◆ Aim of the task:
Give every entry again, unchanged, and leave its images out.

---- Data for the task

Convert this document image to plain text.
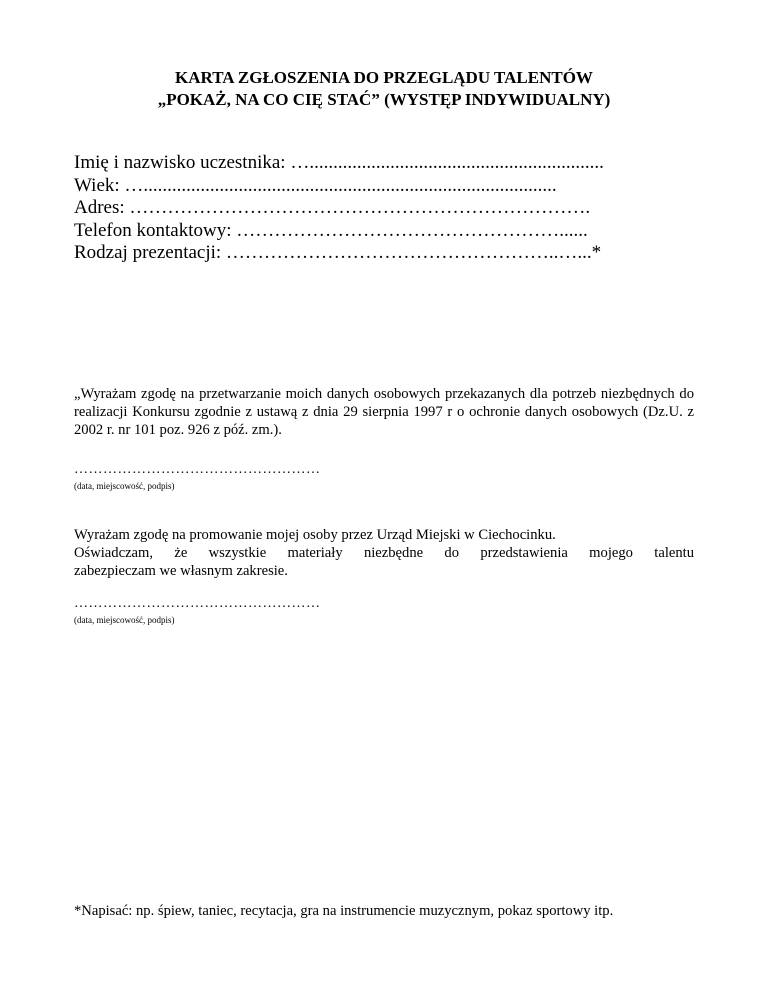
KARTA ZGŁOSZENIA DO PRZEGLĄDU TALENTÓW
„POKAŻ, NA CO CIĘ STAĆ” (WYSTĘP INDYWIDUALNY)
Imię i nazwisko uczestnika: …..............................................................
Wiek: ….......................................................................................
Adres: ……………………………………………………………….
Telefon kontaktowy: ……………………………………………......
Rodzaj prezentacji: ……………………………………………..…...*

„Wyrażam zgodę na przetwarzanie moich danych osobowych przekazanych dla potrzeb niezbędnych do realizacji Konkursu zgodnie z ustawą z dnia 29 sierpnia 1997 r o ochronie danych osobowych (Dz.U. z 2002 r. nr 101 poz. 926 z póź. zm.).

……………………………………………
(data, miejscowość, podpis)

Wyrażam zgodę na promowanie mojej osoby przez Urząd Miejski w Ciechocinku.

Oświadczam, że wszystkie materiały niezbędne do przedstawienia mojego talentu

zabezpieczam we własnym zakresie.

……………………………………………
(data, miejscowość, podpis)
*Napisać: np. śpiew, taniec, recytacja, gra na instrumencie muzycznym, pokaz sportowy itp.
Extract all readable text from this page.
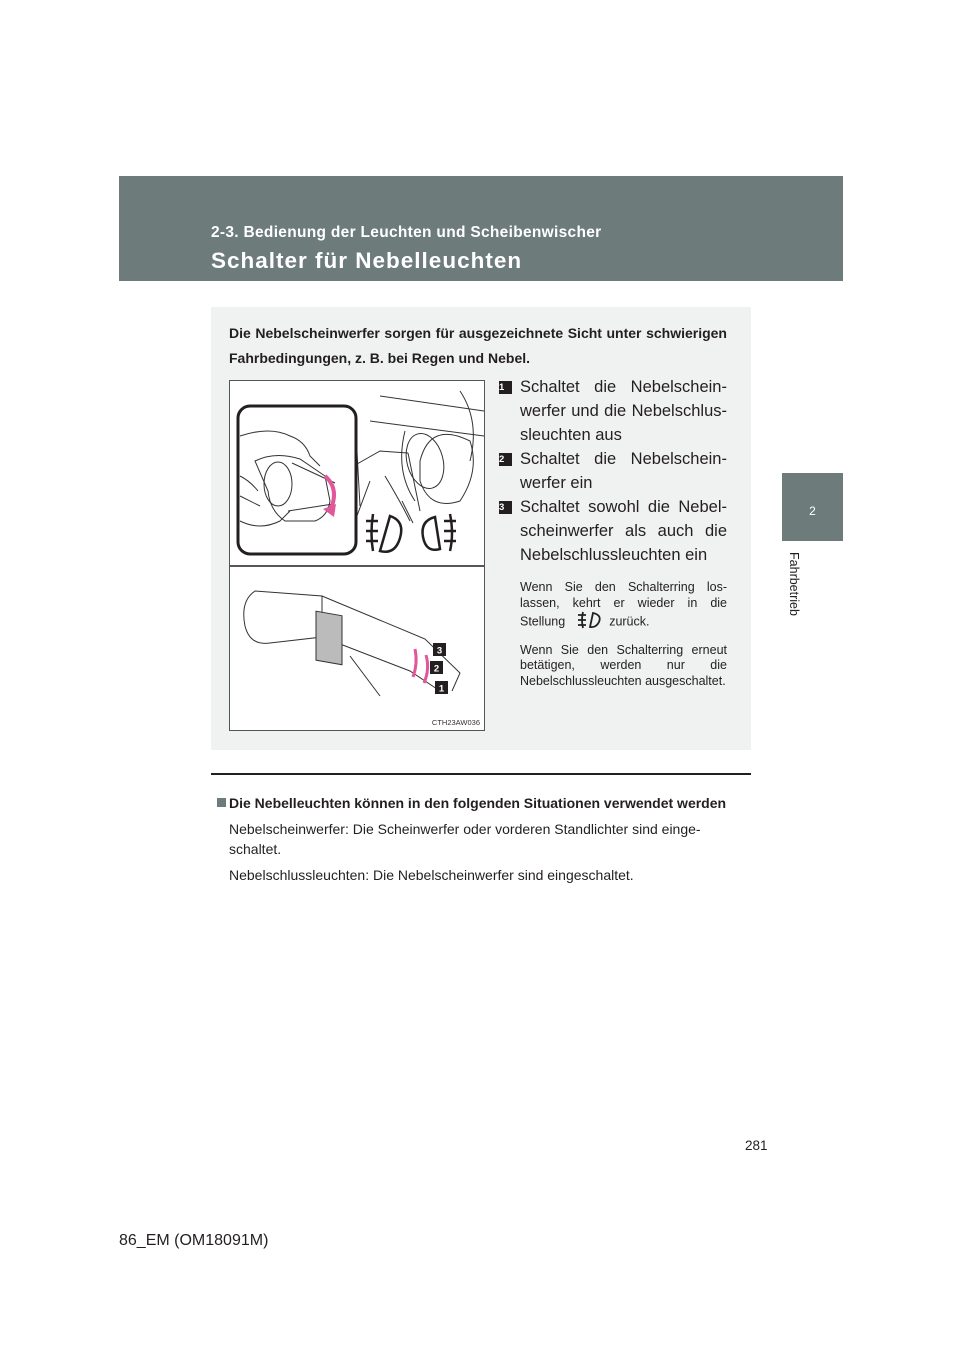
2-3. Bedienung der Leuchten und Scheibenwischer
Schalter für Nebelleuchten
2
Fahrbetrieb
Die Nebelscheinwerfer sorgen für ausgezeichnete Sicht unter schwierigen Fahrbedingungen, z. B. bei Regen und Nebel.
3
2
1
CTH23AW036
1 Schaltet die Nebelscheinwerfer und die Nebelschlussleuchten aus
2 Schaltet die Nebelscheinwerfer ein
3 Schaltet sowohl die Nebelscheinwerfer als auch die Nebelschlussleuchten ein
Wenn Sie den Schalterring loslassen, kehrt er wieder in die Stellung	zurück.
Wenn Sie den Schalterring erneut betätigen, werden nur die Nebelschlussleuchten ausgeschaltet.
Die Nebelleuchten können in den folgenden Situationen verwendet werden
Nebelscheinwerfer: Die Scheinwerfer oder vorderen Standlichter sind eingeschaltet.
Nebelschlussleuchten: Die Nebelscheinwerfer sind eingeschaltet.
281
86_EM (OM18091M)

--------

◆ Answer to the exercise:
Convert this document image to plain text.
KARTA ZGŁOSZENIA DO PRZEGLĄDU TALENTÓW
„POKAŻ, NA CO CIĘ STAĆ” (WYSTĘP INDYWIDUALNY)
Imię i nazwisko uczestnika: …..............................................................
Wiek: ….......................................................................................
Adres: ……………………………………………………………….
Telefon kontaktowy: ……………………………………………......
Rodzaj prezentacji: ……………………………………………..…...*

„Wyrażam zgodę na przetwarzanie moich danych osobowych przekazanych dla potrzeb niezbędnych do realizacji Konkursu zgodnie z ustawą z dnia 29 sierpnia 1997 r o ochronie danych osobowych (Dz.U. z 2002 r. nr 101 poz. 926 z póź. zm.).

……………………………………………
(data, miejscowość, podpis)

Wyrażam zgodę na promowanie mojej osoby przez Urząd Miejski w Ciechocinku.

Oświadczam, że wszystkie materiały niezbędne do przedstawienia mojego talentu

zabezpieczam we własnym zakresie.

……………………………………………
(data, miejscowość, podpis)
*Napisać: np. śpiew, taniec, recytacja, gra na instrumencie muzycznym, pokaz sportowy itp.
Extract all readable text from this page.
2-3. Bedienung der Leuchten und Scheibenwischer
Schalter für Nebelleuchten
2
Fahrbetrieb
Die Nebelscheinwerfer sorgen für ausgezeichnete Sicht unter schwierigen Fahrbedingungen, z. B. bei Regen und Nebel.
3
2
1
CTH23AW036
1 Schaltet die Nebelscheinwerfer und die Nebelschlussleuchten aus
2 Schaltet die Nebelscheinwerfer ein
3 Schaltet sowohl die Nebelscheinwerfer als auch die Nebelschlussleuchten ein
Wenn Sie den Schalterring loslassen, kehrt er wieder in die Stellung	zurück.
Wenn Sie den Schalterring erneut betätigen, werden nur die Nebelschlussleuchten ausgeschaltet.
Die Nebelleuchten können in den folgenden Situationen verwendet werden
Nebelscheinwerfer: Die Scheinwerfer oder vorderen Standlichter sind eingeschaltet.
Nebelschlussleuchten: Die Nebelscheinwerfer sind eingeschaltet.
281
86_EM (OM18091M)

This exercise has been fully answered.